## WHAT IS EXPECTED:
Restate the records below word for word, and omit the images they hold.

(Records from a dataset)
____________________

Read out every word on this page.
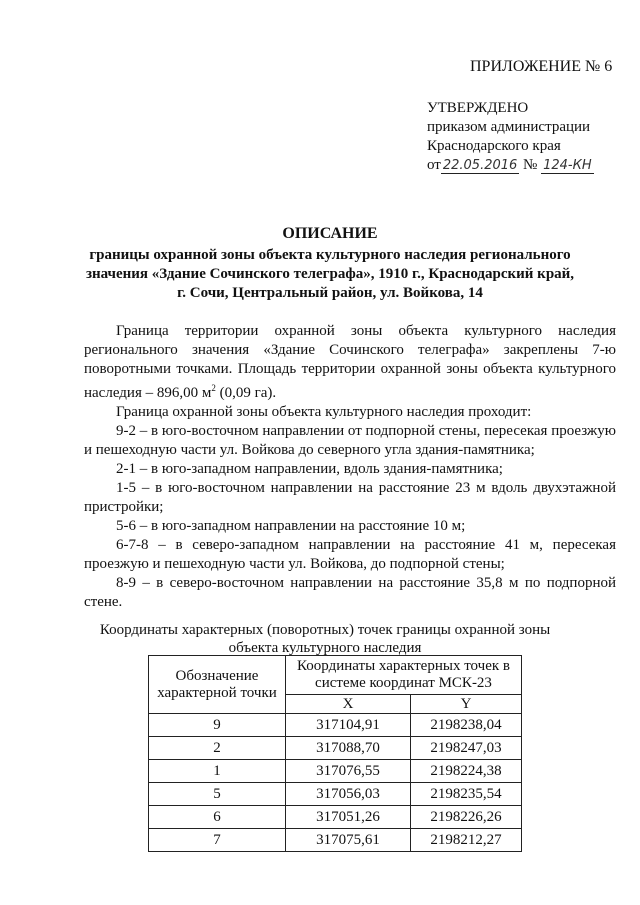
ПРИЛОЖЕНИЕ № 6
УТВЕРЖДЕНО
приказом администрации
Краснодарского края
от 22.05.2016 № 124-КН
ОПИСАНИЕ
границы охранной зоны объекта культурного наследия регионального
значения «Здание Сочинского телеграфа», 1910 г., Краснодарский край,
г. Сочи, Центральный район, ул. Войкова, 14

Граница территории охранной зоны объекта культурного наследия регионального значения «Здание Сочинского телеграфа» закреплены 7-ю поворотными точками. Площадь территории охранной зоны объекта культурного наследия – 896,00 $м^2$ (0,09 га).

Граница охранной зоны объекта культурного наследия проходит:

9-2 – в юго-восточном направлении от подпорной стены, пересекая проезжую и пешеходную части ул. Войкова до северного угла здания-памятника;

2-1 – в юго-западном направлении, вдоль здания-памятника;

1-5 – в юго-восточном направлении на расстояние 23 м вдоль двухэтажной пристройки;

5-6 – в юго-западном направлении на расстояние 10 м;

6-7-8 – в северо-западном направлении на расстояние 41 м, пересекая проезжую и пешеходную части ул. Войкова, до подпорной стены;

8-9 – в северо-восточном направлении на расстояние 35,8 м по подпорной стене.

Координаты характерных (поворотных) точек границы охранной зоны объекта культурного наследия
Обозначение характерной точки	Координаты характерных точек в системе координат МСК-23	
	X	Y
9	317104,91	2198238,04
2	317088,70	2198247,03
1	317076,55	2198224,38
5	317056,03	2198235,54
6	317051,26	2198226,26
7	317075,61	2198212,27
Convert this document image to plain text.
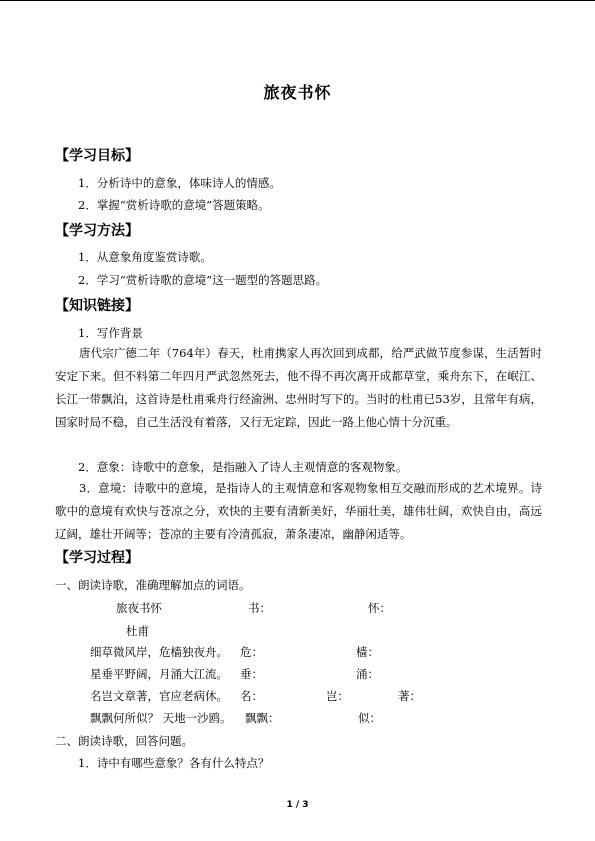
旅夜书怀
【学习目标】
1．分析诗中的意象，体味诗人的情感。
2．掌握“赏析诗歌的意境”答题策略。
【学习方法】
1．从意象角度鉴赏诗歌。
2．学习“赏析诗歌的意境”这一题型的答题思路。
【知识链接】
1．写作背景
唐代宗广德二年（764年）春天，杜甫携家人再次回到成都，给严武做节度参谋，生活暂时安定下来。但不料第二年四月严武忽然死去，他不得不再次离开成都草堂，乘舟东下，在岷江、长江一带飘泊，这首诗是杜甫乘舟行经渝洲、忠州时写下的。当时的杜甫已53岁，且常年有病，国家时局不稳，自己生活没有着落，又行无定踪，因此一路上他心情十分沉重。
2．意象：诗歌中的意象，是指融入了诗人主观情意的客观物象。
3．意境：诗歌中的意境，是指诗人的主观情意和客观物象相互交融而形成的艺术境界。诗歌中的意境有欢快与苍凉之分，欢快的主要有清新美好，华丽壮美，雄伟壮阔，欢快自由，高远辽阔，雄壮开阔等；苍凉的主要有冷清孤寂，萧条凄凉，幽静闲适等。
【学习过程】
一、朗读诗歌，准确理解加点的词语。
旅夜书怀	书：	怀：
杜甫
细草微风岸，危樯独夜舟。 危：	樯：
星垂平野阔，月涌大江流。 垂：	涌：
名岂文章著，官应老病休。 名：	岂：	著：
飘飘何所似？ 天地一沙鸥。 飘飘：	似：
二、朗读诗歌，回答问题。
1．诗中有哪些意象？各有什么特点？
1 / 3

____________________

## SOLUTION TO THIS EXERCISE:
Read out every word on this page.
ПРИЛОЖЕНИЕ № 6
УТВЕРЖДЕНО
приказом администрации
Краснодарского края
от 22.05.2016 № 124-КН
ОПИСАНИЕ
границы охранной зоны объекта культурного наследия регионального
значения «Здание Сочинского телеграфа», 1910 г., Краснодарский край,
г. Сочи, Центральный район, ул. Войкова, 14

Граница территории охранной зоны объекта культурного наследия регионального значения «Здание Сочинского телеграфа» закреплены 7-ю поворотными точками. Площадь территории охранной зоны объекта культурного наследия – 896,00 $м^2$ (0,09 га).

Граница охранной зоны объекта культурного наследия проходит:

9-2 – в юго-восточном направлении от подпорной стены, пересекая проезжую и пешеходную части ул. Войкова до северного угла здания-памятника;

2-1 – в юго-западном направлении, вдоль здания-памятника;

1-5 – в юго-восточном направлении на расстояние 23 м вдоль двухэтажной пристройки;

5-6 – в юго-западном направлении на расстояние 10 м;

6-7-8 – в северо-западном направлении на расстояние 41 м, пересекая проезжую и пешеходную части ул. Войкова, до подпорной стены;

8-9 – в северо-восточном направлении на расстояние 35,8 м по подпорной стене.

Координаты характерных (поворотных) точек границы охранной зоны объекта культурного наследия
Обозначение характерной точки	Координаты характерных точек в системе координат МСК-23	
	X	Y
9	317104,91	2198238,04
2	317088,70	2198247,03
1	317076,55	2198224,38
5	317056,03	2198235,54
6	317051,26	2198226,26
7	317075,61	2198212,27
Convert this document image to plain text.
旅夜书怀
【学习目标】
1．分析诗中的意象，体味诗人的情感。
2．掌握“赏析诗歌的意境”答题策略。
【学习方法】
1．从意象角度鉴赏诗歌。
2．学习“赏析诗歌的意境”这一题型的答题思路。
【知识链接】
1．写作背景
唐代宗广德二年（764年）春天，杜甫携家人再次回到成都，给严武做节度参谋，生活暂时安定下来。但不料第二年四月严武忽然死去，他不得不再次离开成都草堂，乘舟东下，在岷江、长江一带飘泊，这首诗是杜甫乘舟行经渝洲、忠州时写下的。当时的杜甫已53岁，且常年有病，国家时局不稳，自己生活没有着落，又行无定踪，因此一路上他心情十分沉重。
2．意象：诗歌中的意象，是指融入了诗人主观情意的客观物象。
3．意境：诗歌中的意境，是指诗人的主观情意和客观物象相互交融而形成的艺术境界。诗歌中的意境有欢快与苍凉之分，欢快的主要有清新美好，华丽壮美，雄伟壮阔，欢快自由，高远辽阔，雄壮开阔等；苍凉的主要有冷清孤寂，萧条凄凉，幽静闲适等。
【学习过程】
一、朗读诗歌，准确理解加点的词语。
旅夜书怀	书：	怀：
杜甫
细草微风岸，危樯独夜舟。 危：	樯：
星垂平野阔，月涌大江流。 垂：	涌：
名岂文章著，官应老病休。 名：	岂：	著：
飘飘何所似？ 天地一沙鸥。 飘飘：	似：
二、朗读诗歌，回答问题。
1．诗中有哪些意象？各有什么特点？
1 / 3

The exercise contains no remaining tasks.